* Task brief *
Summarize the LSceneLLM summary below in two sentences.

LSceneLLM: Enhancing Large 3D Scene Understanding Using Adaptive Visual Preferences

TL;DR

This work tackles large-scale 3D scene understanding by enabling models to focus on task-relevant regions rather than processing all scene details. It introduces LSceneLLM, which combines a coarse scene encoder with a scene magnifier that selectively injects dense, fine-grained visual tokens guided by the LLM’s attention, via an adaptive self-attention fusion. The approach, validated on the XR-Scene cross-room benchmark and indoor/outdoor datasets, achieves state-of-the-art results across QA, embodied planning, and scene caption tasks, and demonstrates strong plug-and-play transfer to existing 3D-VLMs. The XR-Scene benchmark further provides a challenging evaluation suite for large-scale, cross-room understanding, highlighting practical implications for embodied AI in real-world environments.

[Document understanding data]
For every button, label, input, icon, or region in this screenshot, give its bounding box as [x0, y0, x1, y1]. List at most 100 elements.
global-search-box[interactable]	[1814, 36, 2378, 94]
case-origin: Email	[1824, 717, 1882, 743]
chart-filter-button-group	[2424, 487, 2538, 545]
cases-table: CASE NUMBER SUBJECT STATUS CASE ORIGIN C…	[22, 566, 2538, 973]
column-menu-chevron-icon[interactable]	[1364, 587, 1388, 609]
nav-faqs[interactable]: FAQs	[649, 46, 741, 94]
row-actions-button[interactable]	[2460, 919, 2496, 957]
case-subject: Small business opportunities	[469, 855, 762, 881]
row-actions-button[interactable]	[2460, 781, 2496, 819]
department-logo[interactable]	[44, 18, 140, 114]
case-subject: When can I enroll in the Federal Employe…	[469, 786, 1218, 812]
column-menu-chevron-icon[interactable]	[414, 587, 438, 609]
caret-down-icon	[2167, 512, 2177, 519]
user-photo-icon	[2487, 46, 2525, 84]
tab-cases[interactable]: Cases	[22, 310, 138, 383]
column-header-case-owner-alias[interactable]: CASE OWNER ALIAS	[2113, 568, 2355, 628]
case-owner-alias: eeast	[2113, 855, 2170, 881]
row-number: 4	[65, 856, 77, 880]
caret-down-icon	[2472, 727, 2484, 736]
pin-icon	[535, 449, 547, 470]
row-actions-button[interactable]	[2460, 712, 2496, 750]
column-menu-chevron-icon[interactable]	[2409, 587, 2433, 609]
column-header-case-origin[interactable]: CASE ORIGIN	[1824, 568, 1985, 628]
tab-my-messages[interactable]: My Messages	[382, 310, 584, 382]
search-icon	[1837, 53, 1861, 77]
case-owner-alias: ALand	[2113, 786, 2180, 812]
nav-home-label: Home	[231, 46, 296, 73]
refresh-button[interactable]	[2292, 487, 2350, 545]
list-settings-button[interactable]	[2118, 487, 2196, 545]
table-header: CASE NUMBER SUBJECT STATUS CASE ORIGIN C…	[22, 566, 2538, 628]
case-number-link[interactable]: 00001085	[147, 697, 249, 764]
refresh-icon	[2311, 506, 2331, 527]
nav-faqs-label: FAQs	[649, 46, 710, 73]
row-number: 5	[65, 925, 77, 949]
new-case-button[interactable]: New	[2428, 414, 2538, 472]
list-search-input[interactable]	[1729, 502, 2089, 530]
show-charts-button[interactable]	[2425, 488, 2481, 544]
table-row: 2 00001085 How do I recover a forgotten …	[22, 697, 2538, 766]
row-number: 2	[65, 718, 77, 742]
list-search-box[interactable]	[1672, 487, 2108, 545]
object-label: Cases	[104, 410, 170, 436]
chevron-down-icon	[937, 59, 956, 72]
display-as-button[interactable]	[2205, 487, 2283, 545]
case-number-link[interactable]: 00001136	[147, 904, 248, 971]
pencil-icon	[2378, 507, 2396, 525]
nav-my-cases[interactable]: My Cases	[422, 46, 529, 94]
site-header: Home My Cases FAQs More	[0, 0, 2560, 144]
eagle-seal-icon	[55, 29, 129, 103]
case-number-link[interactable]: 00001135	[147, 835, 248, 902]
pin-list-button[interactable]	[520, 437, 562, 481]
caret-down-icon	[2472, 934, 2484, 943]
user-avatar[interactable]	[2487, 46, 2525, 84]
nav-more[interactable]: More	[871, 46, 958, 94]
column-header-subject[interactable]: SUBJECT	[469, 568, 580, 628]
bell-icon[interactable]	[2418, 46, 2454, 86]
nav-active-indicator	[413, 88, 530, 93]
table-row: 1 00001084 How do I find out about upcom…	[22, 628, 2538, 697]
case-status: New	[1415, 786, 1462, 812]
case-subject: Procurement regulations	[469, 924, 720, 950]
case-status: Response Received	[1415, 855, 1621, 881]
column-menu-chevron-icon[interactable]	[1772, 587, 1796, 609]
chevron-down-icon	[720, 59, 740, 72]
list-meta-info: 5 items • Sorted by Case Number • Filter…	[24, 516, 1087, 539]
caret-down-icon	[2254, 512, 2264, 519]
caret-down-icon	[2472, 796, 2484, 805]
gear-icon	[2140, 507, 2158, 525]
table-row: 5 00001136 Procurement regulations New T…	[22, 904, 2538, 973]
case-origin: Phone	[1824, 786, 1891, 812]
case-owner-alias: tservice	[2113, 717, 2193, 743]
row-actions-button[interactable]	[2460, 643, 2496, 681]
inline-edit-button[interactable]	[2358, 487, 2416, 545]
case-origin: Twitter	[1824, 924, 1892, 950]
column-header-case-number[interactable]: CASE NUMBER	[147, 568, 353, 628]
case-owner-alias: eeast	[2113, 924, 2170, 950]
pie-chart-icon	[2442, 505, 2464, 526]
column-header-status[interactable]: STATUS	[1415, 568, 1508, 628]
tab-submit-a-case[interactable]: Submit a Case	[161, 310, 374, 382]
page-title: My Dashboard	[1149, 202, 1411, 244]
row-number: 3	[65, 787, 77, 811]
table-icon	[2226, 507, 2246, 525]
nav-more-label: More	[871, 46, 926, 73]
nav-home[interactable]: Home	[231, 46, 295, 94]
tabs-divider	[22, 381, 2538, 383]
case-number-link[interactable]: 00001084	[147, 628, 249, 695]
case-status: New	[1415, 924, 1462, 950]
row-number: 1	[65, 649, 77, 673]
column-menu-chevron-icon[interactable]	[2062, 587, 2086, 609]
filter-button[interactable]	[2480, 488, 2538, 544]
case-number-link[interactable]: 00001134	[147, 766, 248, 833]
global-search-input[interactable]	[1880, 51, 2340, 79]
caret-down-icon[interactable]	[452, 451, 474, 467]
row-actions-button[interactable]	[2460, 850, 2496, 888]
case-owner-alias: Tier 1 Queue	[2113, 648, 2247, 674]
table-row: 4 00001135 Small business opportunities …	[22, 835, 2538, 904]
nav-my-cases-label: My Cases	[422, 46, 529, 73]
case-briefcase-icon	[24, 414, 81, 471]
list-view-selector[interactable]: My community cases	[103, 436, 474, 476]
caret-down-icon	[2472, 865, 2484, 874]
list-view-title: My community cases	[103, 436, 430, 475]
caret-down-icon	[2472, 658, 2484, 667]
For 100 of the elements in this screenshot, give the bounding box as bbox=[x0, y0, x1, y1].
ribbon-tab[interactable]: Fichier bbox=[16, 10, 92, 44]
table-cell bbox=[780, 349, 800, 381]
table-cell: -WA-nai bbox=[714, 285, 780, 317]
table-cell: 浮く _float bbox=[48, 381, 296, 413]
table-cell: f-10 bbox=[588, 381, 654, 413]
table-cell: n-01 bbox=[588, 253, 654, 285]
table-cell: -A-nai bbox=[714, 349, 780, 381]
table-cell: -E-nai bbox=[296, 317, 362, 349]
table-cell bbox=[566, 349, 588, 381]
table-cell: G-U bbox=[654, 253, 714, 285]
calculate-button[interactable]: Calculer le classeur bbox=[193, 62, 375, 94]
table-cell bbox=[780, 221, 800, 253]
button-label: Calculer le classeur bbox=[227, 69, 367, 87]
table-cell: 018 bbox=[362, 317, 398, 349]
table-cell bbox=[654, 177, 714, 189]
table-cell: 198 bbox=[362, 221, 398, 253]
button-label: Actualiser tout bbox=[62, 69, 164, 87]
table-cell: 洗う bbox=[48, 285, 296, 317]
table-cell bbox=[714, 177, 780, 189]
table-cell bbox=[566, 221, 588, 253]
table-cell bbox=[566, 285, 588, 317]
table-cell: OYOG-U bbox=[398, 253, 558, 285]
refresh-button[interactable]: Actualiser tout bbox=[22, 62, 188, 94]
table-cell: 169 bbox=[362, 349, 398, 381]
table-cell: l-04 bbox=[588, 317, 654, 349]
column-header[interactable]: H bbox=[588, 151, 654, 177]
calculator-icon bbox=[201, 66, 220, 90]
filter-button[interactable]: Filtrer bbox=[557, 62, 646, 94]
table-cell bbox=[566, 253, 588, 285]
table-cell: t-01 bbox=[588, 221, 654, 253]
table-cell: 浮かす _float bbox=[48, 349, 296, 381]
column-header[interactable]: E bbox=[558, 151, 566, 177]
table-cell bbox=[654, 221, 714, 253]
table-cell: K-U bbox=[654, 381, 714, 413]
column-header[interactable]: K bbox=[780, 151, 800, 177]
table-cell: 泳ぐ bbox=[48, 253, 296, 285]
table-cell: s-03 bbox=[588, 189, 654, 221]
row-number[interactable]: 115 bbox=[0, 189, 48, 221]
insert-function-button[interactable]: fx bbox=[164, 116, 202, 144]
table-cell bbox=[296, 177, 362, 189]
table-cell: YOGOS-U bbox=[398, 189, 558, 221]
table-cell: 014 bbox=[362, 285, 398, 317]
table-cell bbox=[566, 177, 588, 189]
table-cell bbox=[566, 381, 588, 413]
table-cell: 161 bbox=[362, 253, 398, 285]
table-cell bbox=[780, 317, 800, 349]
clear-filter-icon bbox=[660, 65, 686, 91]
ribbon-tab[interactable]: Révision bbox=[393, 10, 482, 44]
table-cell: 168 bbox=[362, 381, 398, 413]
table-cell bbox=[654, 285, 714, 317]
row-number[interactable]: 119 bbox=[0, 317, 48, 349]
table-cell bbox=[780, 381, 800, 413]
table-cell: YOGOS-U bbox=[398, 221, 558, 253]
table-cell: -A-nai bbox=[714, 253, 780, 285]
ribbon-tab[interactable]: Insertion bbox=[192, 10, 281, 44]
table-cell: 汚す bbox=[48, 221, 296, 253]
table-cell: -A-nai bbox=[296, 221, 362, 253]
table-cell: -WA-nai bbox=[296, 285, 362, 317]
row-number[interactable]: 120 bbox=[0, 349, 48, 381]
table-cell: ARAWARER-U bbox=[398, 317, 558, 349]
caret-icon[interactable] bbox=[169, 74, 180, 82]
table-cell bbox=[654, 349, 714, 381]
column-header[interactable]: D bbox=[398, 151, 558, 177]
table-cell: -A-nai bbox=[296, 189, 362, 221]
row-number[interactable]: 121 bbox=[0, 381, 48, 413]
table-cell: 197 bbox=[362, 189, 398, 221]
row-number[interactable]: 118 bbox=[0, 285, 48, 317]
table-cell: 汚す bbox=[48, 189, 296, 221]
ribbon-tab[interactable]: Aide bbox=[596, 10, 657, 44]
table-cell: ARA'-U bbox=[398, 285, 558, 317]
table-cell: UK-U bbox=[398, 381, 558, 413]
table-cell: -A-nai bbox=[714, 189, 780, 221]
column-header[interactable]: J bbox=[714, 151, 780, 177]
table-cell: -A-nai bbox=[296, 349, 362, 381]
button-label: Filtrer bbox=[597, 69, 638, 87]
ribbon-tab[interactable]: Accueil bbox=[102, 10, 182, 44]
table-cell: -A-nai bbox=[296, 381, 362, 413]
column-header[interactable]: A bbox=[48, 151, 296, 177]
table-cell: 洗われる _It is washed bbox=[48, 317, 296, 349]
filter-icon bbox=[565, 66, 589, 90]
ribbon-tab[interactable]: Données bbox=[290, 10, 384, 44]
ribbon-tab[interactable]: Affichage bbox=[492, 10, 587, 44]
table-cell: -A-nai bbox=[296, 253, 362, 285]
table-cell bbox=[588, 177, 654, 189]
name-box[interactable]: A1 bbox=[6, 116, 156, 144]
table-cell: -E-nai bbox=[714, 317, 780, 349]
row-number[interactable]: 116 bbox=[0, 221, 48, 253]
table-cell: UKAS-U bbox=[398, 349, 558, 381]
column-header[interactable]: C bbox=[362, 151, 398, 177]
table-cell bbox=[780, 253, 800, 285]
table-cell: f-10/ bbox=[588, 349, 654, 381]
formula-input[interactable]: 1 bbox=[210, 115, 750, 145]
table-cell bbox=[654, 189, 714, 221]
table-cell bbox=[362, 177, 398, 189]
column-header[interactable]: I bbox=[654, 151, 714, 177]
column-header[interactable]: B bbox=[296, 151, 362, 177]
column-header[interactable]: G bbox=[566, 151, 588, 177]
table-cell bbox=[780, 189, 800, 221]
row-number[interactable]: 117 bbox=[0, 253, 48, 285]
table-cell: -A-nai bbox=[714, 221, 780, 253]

* Exercise output *
LSceneLLM addresses large-scale 3D scene understanding by pairing a coarse scene encoder with a scene magnifier that uses the LLM's attention to select task-relevant regions and adds their dense, fine-grained visual tokens through adaptive self-attention fusion. Tested on the new XR-Scene cross-room benchmark and on indoor and outdoor datasets, it achieves state-of-the-art results in QA, embodied planning, and scene captioning, and it transfers well as a plug-and-play module to existing 3D-VLMs.